(Stored data entries)
━━━━━━

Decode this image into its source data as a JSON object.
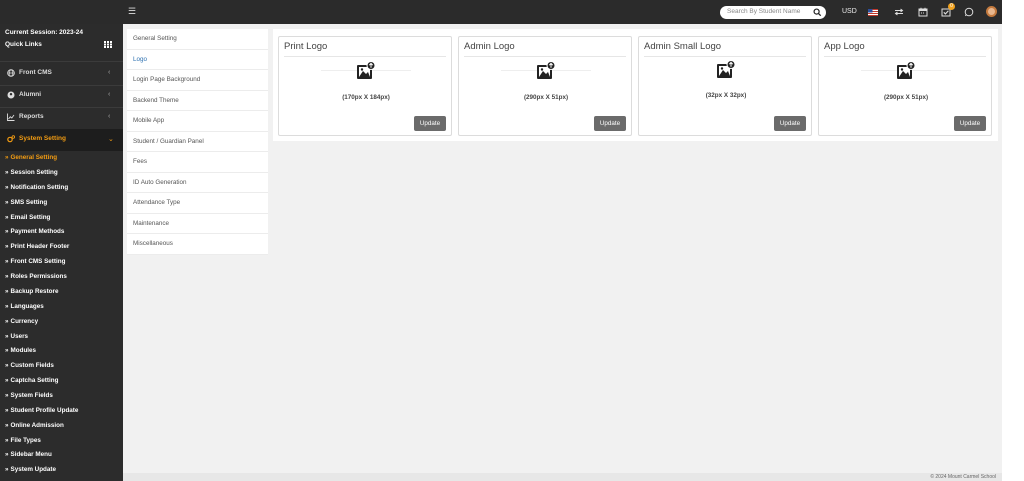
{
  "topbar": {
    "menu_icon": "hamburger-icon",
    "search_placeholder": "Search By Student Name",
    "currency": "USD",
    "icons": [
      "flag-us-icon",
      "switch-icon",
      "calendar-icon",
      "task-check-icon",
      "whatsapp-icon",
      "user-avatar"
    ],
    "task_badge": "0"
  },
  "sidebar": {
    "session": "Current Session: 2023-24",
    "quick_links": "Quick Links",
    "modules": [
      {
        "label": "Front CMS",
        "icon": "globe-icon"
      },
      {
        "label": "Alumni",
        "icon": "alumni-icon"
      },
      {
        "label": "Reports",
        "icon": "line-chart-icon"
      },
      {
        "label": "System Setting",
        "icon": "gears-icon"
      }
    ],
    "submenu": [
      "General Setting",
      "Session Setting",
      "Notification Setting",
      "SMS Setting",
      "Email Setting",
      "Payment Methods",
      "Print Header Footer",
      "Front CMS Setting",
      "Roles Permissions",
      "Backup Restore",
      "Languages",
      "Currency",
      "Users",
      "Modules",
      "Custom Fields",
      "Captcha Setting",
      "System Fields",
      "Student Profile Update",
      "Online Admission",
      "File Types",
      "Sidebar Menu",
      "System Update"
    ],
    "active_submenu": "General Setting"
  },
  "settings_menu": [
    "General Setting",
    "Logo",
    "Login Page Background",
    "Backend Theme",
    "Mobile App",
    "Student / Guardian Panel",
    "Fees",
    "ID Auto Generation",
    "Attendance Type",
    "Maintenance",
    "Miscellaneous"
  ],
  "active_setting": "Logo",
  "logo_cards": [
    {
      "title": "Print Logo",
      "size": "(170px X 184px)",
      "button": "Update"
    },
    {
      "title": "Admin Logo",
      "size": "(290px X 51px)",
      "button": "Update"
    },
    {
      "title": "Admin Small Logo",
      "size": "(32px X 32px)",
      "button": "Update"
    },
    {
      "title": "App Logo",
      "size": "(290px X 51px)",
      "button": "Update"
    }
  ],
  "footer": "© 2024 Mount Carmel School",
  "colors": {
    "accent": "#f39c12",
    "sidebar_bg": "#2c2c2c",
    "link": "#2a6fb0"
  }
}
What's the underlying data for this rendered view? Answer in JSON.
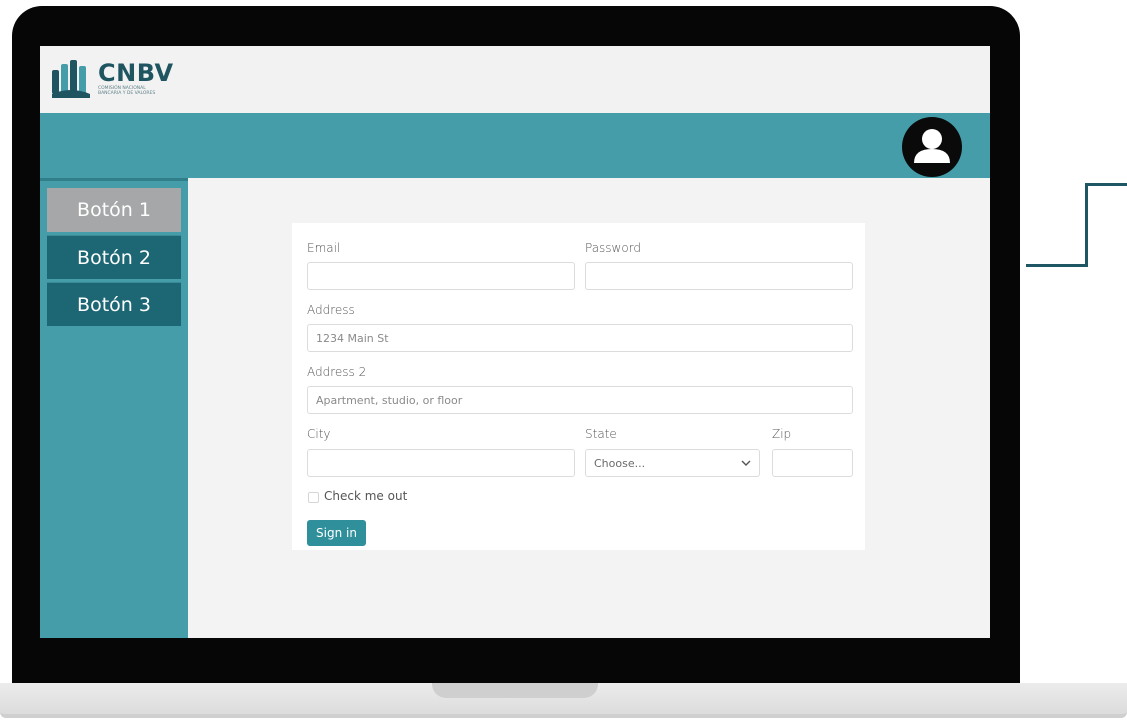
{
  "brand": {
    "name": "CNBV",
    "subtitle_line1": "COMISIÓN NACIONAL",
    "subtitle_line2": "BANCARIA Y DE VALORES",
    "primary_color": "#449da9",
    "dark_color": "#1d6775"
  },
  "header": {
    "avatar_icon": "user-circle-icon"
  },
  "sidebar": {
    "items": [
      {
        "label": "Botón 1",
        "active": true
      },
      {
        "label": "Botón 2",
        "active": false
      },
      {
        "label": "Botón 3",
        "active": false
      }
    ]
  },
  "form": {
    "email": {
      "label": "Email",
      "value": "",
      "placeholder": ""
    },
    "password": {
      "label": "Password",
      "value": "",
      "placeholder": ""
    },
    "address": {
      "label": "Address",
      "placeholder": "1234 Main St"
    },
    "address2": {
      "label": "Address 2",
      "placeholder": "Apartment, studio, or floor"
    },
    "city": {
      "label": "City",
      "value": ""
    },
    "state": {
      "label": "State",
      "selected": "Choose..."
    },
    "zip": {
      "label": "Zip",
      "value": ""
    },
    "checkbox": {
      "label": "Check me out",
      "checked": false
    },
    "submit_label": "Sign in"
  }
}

━━━━━━

**Goal**
Show every line from the listing above in which the string "Session" appears.

**Worked solution**
    "session": "Current Session: 2023-24",
      "Session Setting",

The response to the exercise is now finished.